■ Your goal ■
Drop all images and give the records again exactly.
<<<<
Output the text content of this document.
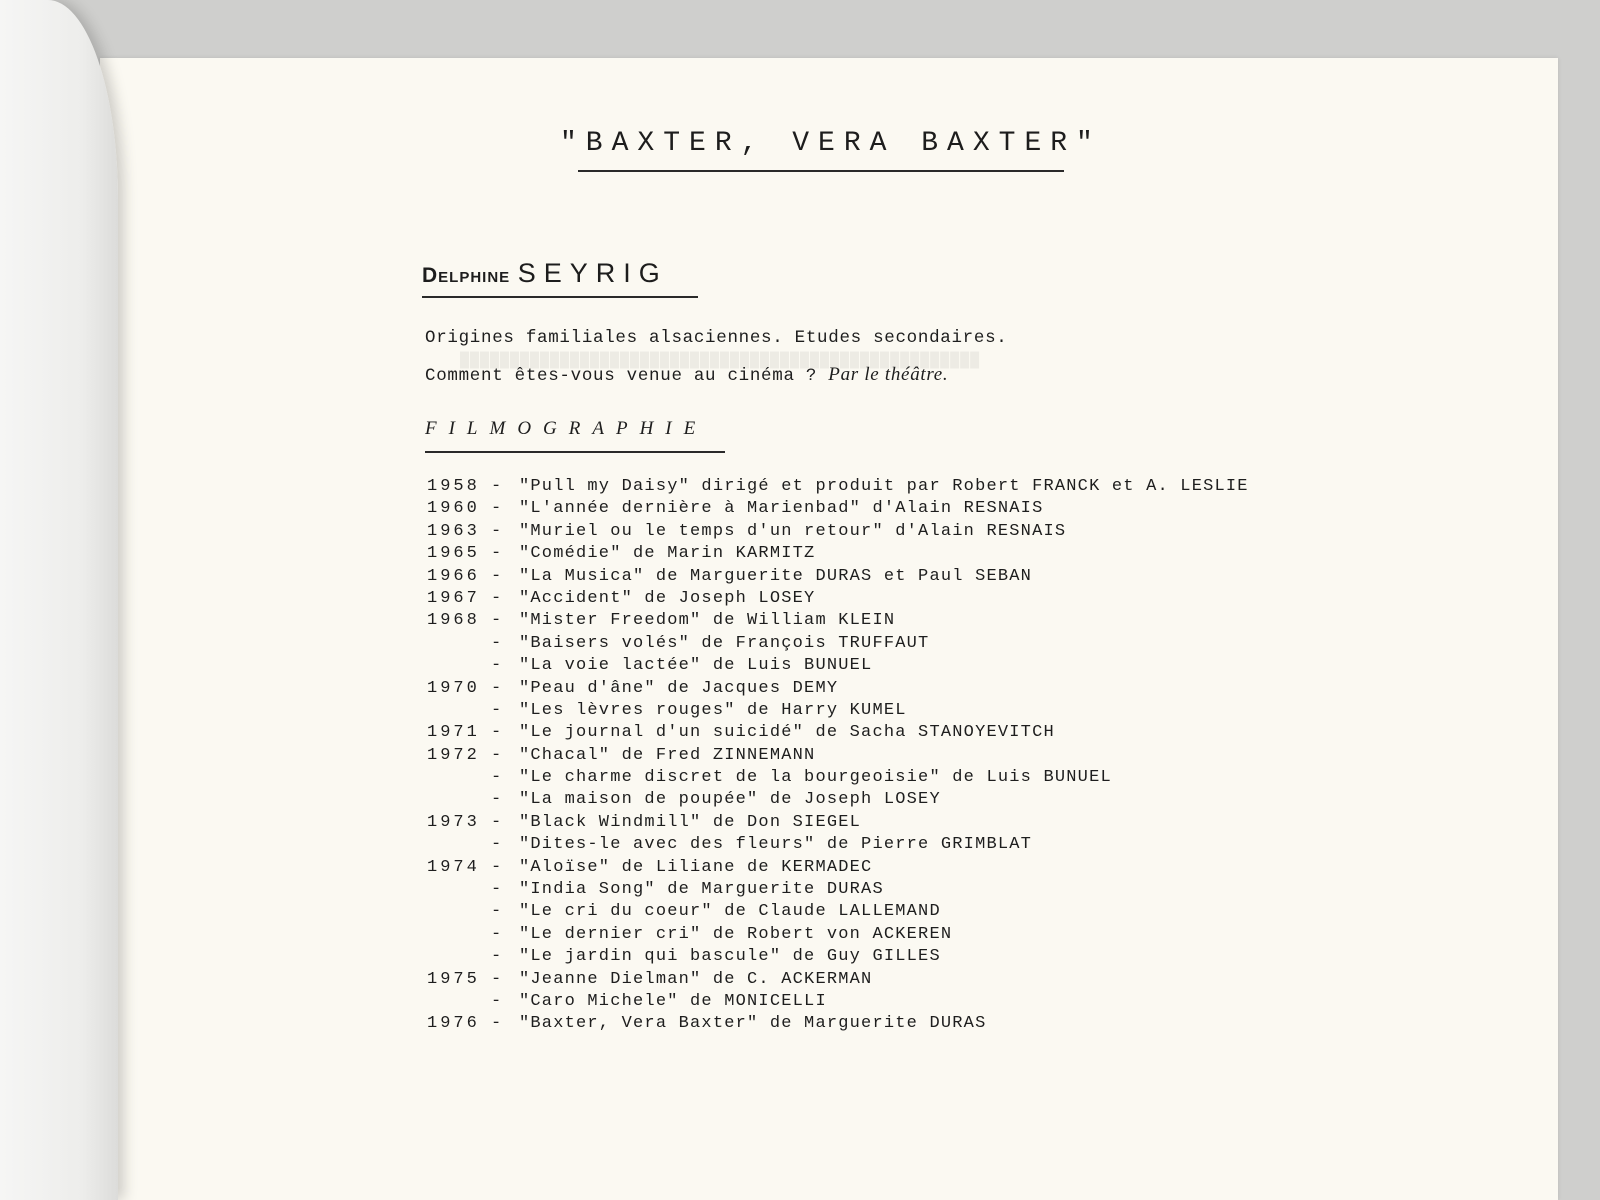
████████████████████████████████████████████████████
"BAXTER, VERA BAXTER"
Delphine SEYRIG
Origines familiales alsaciennes. Etudes secondaires.
Comment êtes-vous venue au cinéma ? Par le théâtre.
FILMOGRAPHIE
1958 - "Pull my Daisy" dirigé et produit par Robert FRANCK et A. LESLIE
1960 - "L'année dernière à Marienbad" d'Alain RESNAIS
1963 - "Muriel ou le temps d'un retour" d'Alain RESNAIS
1965 - "Comédie" de Marin KARMITZ
1966 - "La Musica" de Marguerite DURAS et Paul SEBAN
1967 - "Accident" de Joseph LOSEY
1968 - "Mister Freedom" de William KLEIN
- "Baisers volés" de François TRUFFAUT
- "La voie lactée" de Luis BUNUEL
1970 - "Peau d'âne" de Jacques DEMY
- "Les lèvres rouges" de Harry KUMEL
1971 - "Le journal d'un suicidé" de Sacha STANOYEVITCH
1972 - "Chacal" de Fred ZINNEMANN
- "Le charme discret de la bourgeoisie" de Luis BUNUEL
- "La maison de poupée" de Joseph LOSEY
1973 - "Black Windmill" de Don SIEGEL
- "Dites-le avec des fleurs" de Pierre GRIMBLAT
1974 - "Aloïse" de Liliane de KERMADEC
- "India Song" de Marguerite DURAS
- "Le cri du coeur" de Claude LALLEMAND
- "Le dernier cri" de Robert von ACKEREN
- "Le jardin qui bascule" de Guy GILLES
1975 - "Jeanne Dielman" de C. ACKERMAN
- "Caro Michele" de MONICELLI
1976 - "Baxter, Vera Baxter" de Marguerite DURAS
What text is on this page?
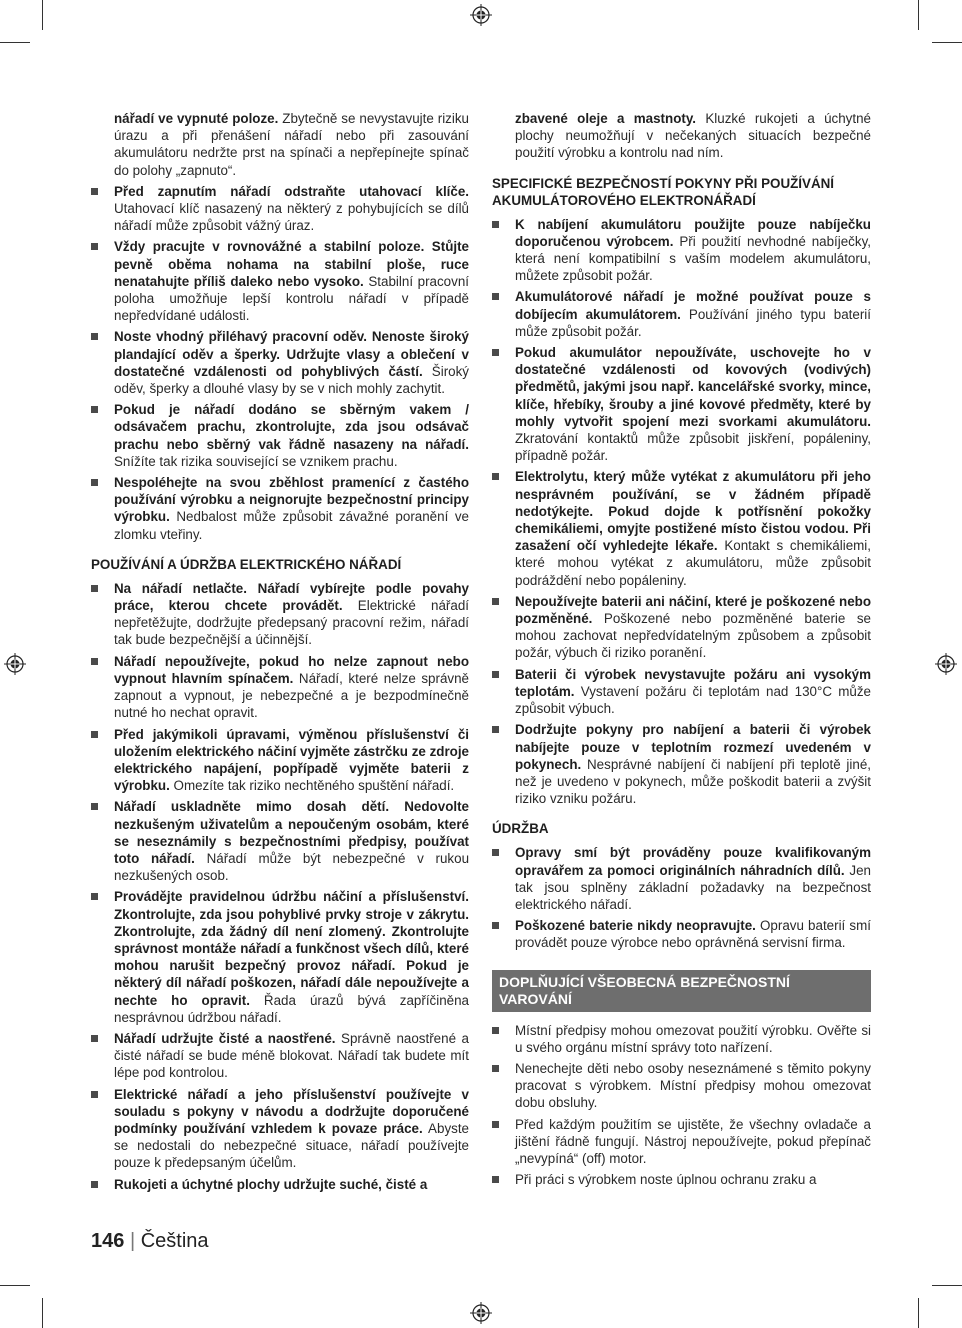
nářadí ve vypnuté poloze. Zbytečně se nevystavujte riziku úrazu a při přenášení nářadí nebo při zasouvání akumulátoru nedržte prst na spínači a nepřepínejte spínač do polohy „zapnuto“.

Před zapnutím nářadí odstraňte utahovací klíče. Utahovací klíč nasazený na některý z pohybujících se dílů nářadí může způsobit vážný úraz.

Vždy pracujte v rovnovážné a stabilní poloze. Stůjte pevně oběma nohama na stabilní ploše, ruce nenatahujte příliš daleko nebo vysoko. Stabilní pracovní poloha umožňuje lepší kontrolu nářadí v případě nepředvídané události.

Noste vhodný přiléhavý pracovní oděv. Nenoste široký plandající oděv a šperky. Udržujte vlasy a oblečení v dostatečné vzdálenosti od pohyblivých částí. Široký oděv, šperky a dlouhé vlasy by se v nich mohly zachytit.

Pokud je nářadí dodáno se sběrným vakem / odsávačem prachu, zkontrolujte, zda jsou odsávač prachu nebo sběrný vak řádně nasazeny na nářadí. Snížíte tak rizika související se vznikem prachu.

Nespoléhejte na svou zběhlost pramenící z častého používání výrobku a neignorujte bezpečnostní principy výrobku. Nedbalost může způsobit závažné poranění ve zlomku vteřiny.

POUŽÍVÁNÍ A ÚDRŽBA ELEKTRICKÉHO NÁŘADÍ

Na nářadí netlačte. Nářadí vybírejte podle povahy práce, kterou chcete provádět. Elektrické nářadí nepřetěžujte, dodržujte předepsaný pracovní režim, nářadí tak bude bezpečnější a účinnější.

Nářadí nepoužívejte, pokud ho nelze zapnout nebo vypnout hlavním spínačem. Nářadí, které nelze správně zapnout a vypnout, je nebezpečné a je bezpodmínečně nutné ho nechat opravit.

Před jakýmikoli úpravami, výměnou příslušenství či uložením elektrického náčiní vyjměte zástrčku ze zdroje elektrického napájení, popřípadě vyjměte baterii z výrobku. Omezíte tak riziko nechtěného spuštění nářadí.

Nářadí uskladněte mimo dosah dětí. Nedovolte nezkušeným uživatelům a nepoučeným osobám, které se neseznámily s bezpečnostními předpisy, používat toto nářadí. Nářadí může být nebezpečné v rukou nezkušených osob.

Provádějte pravidelnou údržbu náčiní a příslušenství. Zkontrolujte, zda jsou pohyblivé prvky stroje v zákrytu. Zkontrolujte, zda žádný díl není zlomený. Zkontrolujte správnost montáže nářadí a funkčnost všech dílů, které mohou narušit bezpečný provoz nářadí. Pokud je některý díl nářadí poškozen, nářadí dále nepoužívejte a nechte ho opravit. Řada úrazů bývá zapříčiněna nesprávnou údržbou nářadí.

Nářadí udržujte čisté a naostřené. Správně naostřené a čisté nářadí se bude méně blokovat. Nářadí tak budete mít lépe pod kontrolou.

Elektrické nářadí a jeho příslušenství používejte v souladu s pokyny v návodu a dodržujte doporučené podmínky používání vzhledem k povaze práce. Abyste se nedostali do nebezpečné situace, nářadí používejte pouze k předepsaným účelům.

Rukojeti a úchytné plochy udržujte suché, čisté a

zbavené oleje a mastnoty. Kluzké rukojeti a úchytné plochy neumožňují v nečekaných situacích bezpečné použití výrobku a kontrolu nad ním.

SPECIFICKÉ BEZPEČNOSTÍ POKYNY PŘI POUŽÍVÁNÍ AKUMULÁTOROVÉHO ELEKTRONÁŘADÍ

K nabíjení akumulátoru použijte pouze nabíječku doporučenou výrobcem. Při použití nevhodné nabíječky, která není kompatibilní s vaším modelem akumulátoru, můžete způsobit požár.

Akumulátorové nářadí je možné používat pouze s dobíjecím akumulátorem. Používání jiného typu baterií může způsobit požár.

Pokud akumulátor nepoužíváte, uschovejte ho v dostatečné vzdálenosti od kovových (vodivých) předmětů, jakými jsou např. kancelářské svorky, mince, klíče, hřebíky, šrouby a jiné kovové předměty, které by mohly vytvořit spojení mezi svorkami akumulátoru. Zkratování kontaktů může způsobit jiskření, popáleniny, případně požár.

Elektrolytu, který může vytékat z akumulátoru při jeho nesprávném používání, se v žádném případě nedotýkejte. Pokud dojde k potřísnění pokožky chemikáliemi, omyjte postižené místo čistou vodou. Při zasažení očí vyhledejte lékaře. Kontakt s chemikáliemi, které mohou vytékat z akumulátoru, může způsobit podráždění nebo popáleniny.

Nepoužívejte baterii ani náčiní, které je poškozené nebo pozměněné. Poškozené nebo pozměněné baterie se mohou zachovat nepředvídatelným způsobem a způsobit požár, výbuch či riziko poranění.

Baterii či výrobek nevystavujte požáru ani vysokým teplotám. Vystavení požáru či teplotám nad 130°C může způsobit výbuch.

Dodržujte pokyny pro nabíjení a baterii či výrobek nabíjejte pouze v teplotním rozmezí uvedeném v pokynech. Nesprávné nabíjení či nabíjení při teplotě jiné, než je uvedeno v pokynech, může poškodit baterii a zvýšit riziko vzniku požáru.

ÚDRŽBA

Opravy smí být prováděny pouze kvalifikovaným opravářem za pomoci originálních náhradních dílů. Jen tak jsou splněny základní požadavky na bezpečnost elektrického nářadí.

Poškozené baterie nikdy neopravujte. Opravu baterií smí provádět pouze výrobce nebo oprávněná servisní firma.

DOPLŇUJÍCÍ VŠEOBECNÁ BEZPEČNOSTNÍ VAROVÁNÍ

Místní předpisy mohou omezovat použití výrobku. Ověřte si u svého orgánu místní správy toto nařízení.

Nenechejte děti nebo osoby neseznámené s těmito pokyny pracovat s výrobkem. Místní předpisy mohou omezovat dobu obsluhy.

Před každým použitím se ujistěte, že všechny ovladače a jištění řádně fungují. Nástroj nepoužívejte, pokud přepínač „nevypíná“ (off) motor.

Při práci s výrobkem noste úplnou ochranu zraku a

146 | Čeština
>>>>
■ Solved exercise ■
Output the text content of this document.
████████████████████████████████████████████████████
"BAXTER, VERA BAXTER"
Delphine SEYRIG
Origines familiales alsaciennes. Etudes secondaires.
Comment êtes-vous venue au cinéma ? Par le théâtre.
FILMOGRAPHIE
1958 - "Pull my Daisy" dirigé et produit par Robert FRANCK et A. LESLIE
1960 - "L'année dernière à Marienbad" d'Alain RESNAIS
1963 - "Muriel ou le temps d'un retour" d'Alain RESNAIS
1965 - "Comédie" de Marin KARMITZ
1966 - "La Musica" de Marguerite DURAS et Paul SEBAN
1967 - "Accident" de Joseph LOSEY
1968 - "Mister Freedom" de William KLEIN
- "Baisers volés" de François TRUFFAUT
- "La voie lactée" de Luis BUNUEL
1970 - "Peau d'âne" de Jacques DEMY
- "Les lèvres rouges" de Harry KUMEL
1971 - "Le journal d'un suicidé" de Sacha STANOYEVITCH
1972 - "Chacal" de Fred ZINNEMANN
- "Le charme discret de la bourgeoisie" de Luis BUNUEL
- "La maison de poupée" de Joseph LOSEY
1973 - "Black Windmill" de Don SIEGEL
- "Dites-le avec des fleurs" de Pierre GRIMBLAT
1974 - "Aloïse" de Liliane de KERMADEC
- "India Song" de Marguerite DURAS
- "Le cri du coeur" de Claude LALLEMAND
- "Le dernier cri" de Robert von ACKEREN
- "Le jardin qui bascule" de Guy GILLES
1975 - "Jeanne Dielman" de C. ACKERMAN
- "Caro Michele" de MONICELLI
1976 - "Baxter, Vera Baxter" de Marguerite DURAS
What text is on this page?
nářadí ve vypnuté poloze. Zbytečně se nevystavujte riziku úrazu a při přenášení nářadí nebo při zasouvání akumulátoru nedržte prst na spínači a nepřepínejte spínač do polohy „zapnuto“.

Před zapnutím nářadí odstraňte utahovací klíče. Utahovací klíč nasazený na některý z pohybujících se dílů nářadí může způsobit vážný úraz.

Vždy pracujte v rovnovážné a stabilní poloze. Stůjte pevně oběma nohama na stabilní ploše, ruce nenatahujte příliš daleko nebo vysoko. Stabilní pracovní poloha umožňuje lepší kontrolu nářadí v případě nepředvídané události.

Noste vhodný přiléhavý pracovní oděv. Nenoste široký plandající oděv a šperky. Udržujte vlasy a oblečení v dostatečné vzdálenosti od pohyblivých částí. Široký oděv, šperky a dlouhé vlasy by se v nich mohly zachytit.

Pokud je nářadí dodáno se sběrným vakem / odsávačem prachu, zkontrolujte, zda jsou odsávač prachu nebo sběrný vak řádně nasazeny na nářadí. Snížíte tak rizika související se vznikem prachu.

Nespoléhejte na svou zběhlost pramenící z častého používání výrobku a neignorujte bezpečnostní principy výrobku. Nedbalost může způsobit závažné poranění ve zlomku vteřiny.

POUŽÍVÁNÍ A ÚDRŽBA ELEKTRICKÉHO NÁŘADÍ

Na nářadí netlačte. Nářadí vybírejte podle povahy práce, kterou chcete provádět. Elektrické nářadí nepřetěžujte, dodržujte předepsaný pracovní režim, nářadí tak bude bezpečnější a účinnější.

Nářadí nepoužívejte, pokud ho nelze zapnout nebo vypnout hlavním spínačem. Nářadí, které nelze správně zapnout a vypnout, je nebezpečné a je bezpodmínečně nutné ho nechat opravit.

Před jakýmikoli úpravami, výměnou příslušenství či uložením elektrického náčiní vyjměte zástrčku ze zdroje elektrického napájení, popřípadě vyjměte baterii z výrobku. Omezíte tak riziko nechtěného spuštění nářadí.

Nářadí uskladněte mimo dosah dětí. Nedovolte nezkušeným uživatelům a nepoučeným osobám, které se neseznámily s bezpečnostními předpisy, používat toto nářadí. Nářadí může být nebezpečné v rukou nezkušených osob.

Provádějte pravidelnou údržbu náčiní a příslušenství. Zkontrolujte, zda jsou pohyblivé prvky stroje v zákrytu. Zkontrolujte, zda žádný díl není zlomený. Zkontrolujte správnost montáže nářadí a funkčnost všech dílů, které mohou narušit bezpečný provoz nářadí. Pokud je některý díl nářadí poškozen, nářadí dále nepoužívejte a nechte ho opravit. Řada úrazů bývá zapříčiněna nesprávnou údržbou nářadí.

Nářadí udržujte čisté a naostřené. Správně naostřené a čisté nářadí se bude méně blokovat. Nářadí tak budete mít lépe pod kontrolou.

Elektrické nářadí a jeho příslušenství používejte v souladu s pokyny v návodu a dodržujte doporučené podmínky používání vzhledem k povaze práce. Abyste se nedostali do nebezpečné situace, nářadí používejte pouze k předepsaným účelům.

Rukojeti a úchytné plochy udržujte suché, čisté a

zbavené oleje a mastnoty. Kluzké rukojeti a úchytné plochy neumožňují v nečekaných situacích bezpečné použití výrobku a kontrolu nad ním.

SPECIFICKÉ BEZPEČNOSTÍ POKYNY PŘI POUŽÍVÁNÍ AKUMULÁTOROVÉHO ELEKTRONÁŘADÍ

K nabíjení akumulátoru použijte pouze nabíječku doporučenou výrobcem. Při použití nevhodné nabíječky, která není kompatibilní s vaším modelem akumulátoru, můžete způsobit požár.

Akumulátorové nářadí je možné používat pouze s dobíjecím akumulátorem. Používání jiného typu baterií může způsobit požár.

Pokud akumulátor nepoužíváte, uschovejte ho v dostatečné vzdálenosti od kovových (vodivých) předmětů, jakými jsou např. kancelářské svorky, mince, klíče, hřebíky, šrouby a jiné kovové předměty, které by mohly vytvořit spojení mezi svorkami akumulátoru. Zkratování kontaktů může způsobit jiskření, popáleniny, případně požár.

Elektrolytu, který může vytékat z akumulátoru při jeho nesprávném používání, se v žádném případě nedotýkejte. Pokud dojde k potřísnění pokožky chemikáliemi, omyjte postižené místo čistou vodou. Při zasažení očí vyhledejte lékaře. Kontakt s chemikáliemi, které mohou vytékat z akumulátoru, může způsobit podráždění nebo popáleniny.

Nepoužívejte baterii ani náčiní, které je poškozené nebo pozměněné. Poškozené nebo pozměněné baterie se mohou zachovat nepředvídatelným způsobem a způsobit požár, výbuch či riziko poranění.

Baterii či výrobek nevystavujte požáru ani vysokým teplotám. Vystavení požáru či teplotám nad 130°C může způsobit výbuch.

Dodržujte pokyny pro nabíjení a baterii či výrobek nabíjejte pouze v teplotním rozmezí uvedeném v pokynech. Nesprávné nabíjení či nabíjení při teplotě jiné, než je uvedeno v pokynech, může poškodit baterii a zvýšit riziko vzniku požáru.

ÚDRŽBA

Opravy smí být prováděny pouze kvalifikovaným opravářem za pomoci originálních náhradních dílů. Jen tak jsou splněny základní požadavky na bezpečnost elektrického nářadí.

Poškozené baterie nikdy neopravujte. Opravu baterií smí provádět pouze výrobce nebo oprávněná servisní firma.

DOPLŇUJÍCÍ VŠEOBECNÁ BEZPEČNOSTNÍ VAROVÁNÍ

Místní předpisy mohou omezovat použití výrobku. Ověřte si u svého orgánu místní správy toto nařízení.

Nenechejte děti nebo osoby neseznámené s těmito pokyny pracovat s výrobkem. Místní předpisy mohou omezovat dobu obsluhy.

Před každým použitím se ujistěte, že všechny ovladače a jištění řádně fungují. Nástroj nepoužívejte, pokud přepínač „nevypíná“ (off) motor.

Při práci s výrobkem noste úplnou ochranu zraku a

146 | Čeština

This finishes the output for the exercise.